# Directions for this task:
Where a line contains the string "badge", copy that line.

---------- Material provided

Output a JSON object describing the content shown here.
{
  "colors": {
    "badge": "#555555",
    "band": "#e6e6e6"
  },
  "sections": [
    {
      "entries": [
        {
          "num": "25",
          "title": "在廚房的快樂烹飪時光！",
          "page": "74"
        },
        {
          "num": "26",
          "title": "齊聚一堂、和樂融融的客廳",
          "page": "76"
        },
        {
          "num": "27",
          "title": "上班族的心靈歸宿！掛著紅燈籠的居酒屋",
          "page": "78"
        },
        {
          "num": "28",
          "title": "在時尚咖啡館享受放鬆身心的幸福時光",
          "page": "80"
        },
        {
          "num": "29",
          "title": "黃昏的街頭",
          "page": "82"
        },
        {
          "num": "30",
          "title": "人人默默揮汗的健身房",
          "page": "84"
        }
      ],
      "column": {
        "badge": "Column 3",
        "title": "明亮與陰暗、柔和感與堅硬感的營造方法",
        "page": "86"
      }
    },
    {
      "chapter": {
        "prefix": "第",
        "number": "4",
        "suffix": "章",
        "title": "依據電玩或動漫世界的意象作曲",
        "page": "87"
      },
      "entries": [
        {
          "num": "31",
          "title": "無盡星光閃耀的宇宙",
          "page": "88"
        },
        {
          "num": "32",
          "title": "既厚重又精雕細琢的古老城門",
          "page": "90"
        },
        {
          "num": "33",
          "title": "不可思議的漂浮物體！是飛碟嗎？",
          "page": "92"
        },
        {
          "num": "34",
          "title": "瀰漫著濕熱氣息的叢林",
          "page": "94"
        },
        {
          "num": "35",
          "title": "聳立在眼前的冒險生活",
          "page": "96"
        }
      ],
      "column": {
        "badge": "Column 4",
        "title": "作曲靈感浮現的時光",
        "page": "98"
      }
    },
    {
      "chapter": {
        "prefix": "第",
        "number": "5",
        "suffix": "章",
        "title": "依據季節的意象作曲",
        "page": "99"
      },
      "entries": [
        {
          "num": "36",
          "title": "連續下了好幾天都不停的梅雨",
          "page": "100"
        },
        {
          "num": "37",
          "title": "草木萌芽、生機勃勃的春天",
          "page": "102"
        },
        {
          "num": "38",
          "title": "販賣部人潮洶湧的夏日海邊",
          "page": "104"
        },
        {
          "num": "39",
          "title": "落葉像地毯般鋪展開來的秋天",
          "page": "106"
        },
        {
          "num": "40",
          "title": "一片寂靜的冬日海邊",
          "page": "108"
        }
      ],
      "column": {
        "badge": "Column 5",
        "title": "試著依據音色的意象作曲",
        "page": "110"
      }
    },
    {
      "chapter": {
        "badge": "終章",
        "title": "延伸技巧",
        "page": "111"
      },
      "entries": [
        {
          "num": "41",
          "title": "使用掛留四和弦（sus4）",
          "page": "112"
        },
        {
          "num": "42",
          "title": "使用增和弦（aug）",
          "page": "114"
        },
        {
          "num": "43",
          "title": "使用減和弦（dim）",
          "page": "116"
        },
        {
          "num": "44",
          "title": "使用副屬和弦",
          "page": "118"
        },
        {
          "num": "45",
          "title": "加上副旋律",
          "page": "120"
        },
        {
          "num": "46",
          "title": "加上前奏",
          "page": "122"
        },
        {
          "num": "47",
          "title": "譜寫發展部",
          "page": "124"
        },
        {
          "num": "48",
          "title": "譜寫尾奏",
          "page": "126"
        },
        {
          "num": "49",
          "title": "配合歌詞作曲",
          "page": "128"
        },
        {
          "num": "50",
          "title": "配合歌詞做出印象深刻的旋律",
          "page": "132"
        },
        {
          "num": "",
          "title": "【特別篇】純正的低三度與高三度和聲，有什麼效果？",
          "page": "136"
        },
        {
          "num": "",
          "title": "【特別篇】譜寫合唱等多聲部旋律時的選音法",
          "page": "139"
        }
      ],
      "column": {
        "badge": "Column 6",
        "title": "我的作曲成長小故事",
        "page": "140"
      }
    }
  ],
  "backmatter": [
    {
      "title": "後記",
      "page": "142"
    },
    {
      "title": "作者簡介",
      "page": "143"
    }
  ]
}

--------------------

# Expected answer:
    "badge": "#555555",
        "badge": "Column 3",
        "badge": "Column 4",
        "badge": "Column 5",
        "badge": "終章",
        "badge": "Column 6",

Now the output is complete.